▶ DATA EXCERPTS:
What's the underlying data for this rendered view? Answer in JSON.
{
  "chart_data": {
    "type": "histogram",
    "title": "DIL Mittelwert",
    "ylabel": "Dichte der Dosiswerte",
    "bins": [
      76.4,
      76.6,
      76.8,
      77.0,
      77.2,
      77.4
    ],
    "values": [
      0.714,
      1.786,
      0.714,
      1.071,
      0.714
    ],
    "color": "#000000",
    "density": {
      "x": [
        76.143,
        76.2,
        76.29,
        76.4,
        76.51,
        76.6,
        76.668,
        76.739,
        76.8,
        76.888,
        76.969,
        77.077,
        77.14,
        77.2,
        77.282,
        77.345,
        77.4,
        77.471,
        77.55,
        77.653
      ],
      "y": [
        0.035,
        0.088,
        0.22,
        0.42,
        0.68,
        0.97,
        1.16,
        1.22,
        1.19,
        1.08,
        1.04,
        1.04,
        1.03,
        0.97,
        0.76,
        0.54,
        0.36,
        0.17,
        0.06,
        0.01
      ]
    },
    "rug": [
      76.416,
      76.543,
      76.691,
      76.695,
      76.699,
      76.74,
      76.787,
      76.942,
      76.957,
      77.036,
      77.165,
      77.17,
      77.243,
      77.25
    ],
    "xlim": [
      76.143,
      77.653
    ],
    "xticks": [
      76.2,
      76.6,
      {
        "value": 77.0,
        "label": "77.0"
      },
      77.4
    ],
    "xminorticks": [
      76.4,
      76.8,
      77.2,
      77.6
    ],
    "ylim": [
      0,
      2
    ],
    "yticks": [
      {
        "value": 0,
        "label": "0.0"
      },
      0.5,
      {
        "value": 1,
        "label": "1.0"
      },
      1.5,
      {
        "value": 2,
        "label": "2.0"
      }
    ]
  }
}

▶ WHAT YOU SHOULD DO:
Emit the full listing verbatim.

▶ FINISHED TASK:
What's the underlying data for this rendered view? Answer in JSON.
{
  "chart_data": {
    "type": "histogram",
    "title": "DIL Mittelwert",
    "ylabel": "Dichte der Dosiswerte",
    "bins": [
      76.4,
      76.6,
      76.8,
      77.0,
      77.2,
      77.4
    ],
    "values": [
      0.714,
      1.786,
      0.714,
      1.071,
      0.714
    ],
    "color": "#000000",
    "density": {
      "x": [
        76.143,
        76.2,
        76.29,
        76.4,
        76.51,
        76.6,
        76.668,
        76.739,
        76.8,
        76.888,
        76.969,
        77.077,
        77.14,
        77.2,
        77.282,
        77.345,
        77.4,
        77.471,
        77.55,
        77.653
      ],
      "y": [
        0.035,
        0.088,
        0.22,
        0.42,
        0.68,
        0.97,
        1.16,
        1.22,
        1.19,
        1.08,
        1.04,
        1.04,
        1.03,
        0.97,
        0.76,
        0.54,
        0.36,
        0.17,
        0.06,
        0.01
      ]
    },
    "rug": [
      76.416,
      76.543,
      76.691,
      76.695,
      76.699,
      76.74,
      76.787,
      76.942,
      76.957,
      77.036,
      77.165,
      77.17,
      77.243,
      77.25
    ],
    "xlim": [
      76.143,
      77.653
    ],
    "xticks": [
      76.2,
      76.6,
      {
        "value": 77.0,
        "label": "77.0"
      },
      77.4
    ],
    "xminorticks": [
      76.4,
      76.8,
      77.2,
      77.6
    ],
    "ylim": [
      0,
      2
    ],
    "yticks": [
      {
        "value": 0,
        "label": "0.0"
      },
      0.5,
      {
        "value": 1,
        "label": "1.0"
      },
      1.5,
      {
        "value": 2,
        "label": "2.0"
      }
    ]
  }
}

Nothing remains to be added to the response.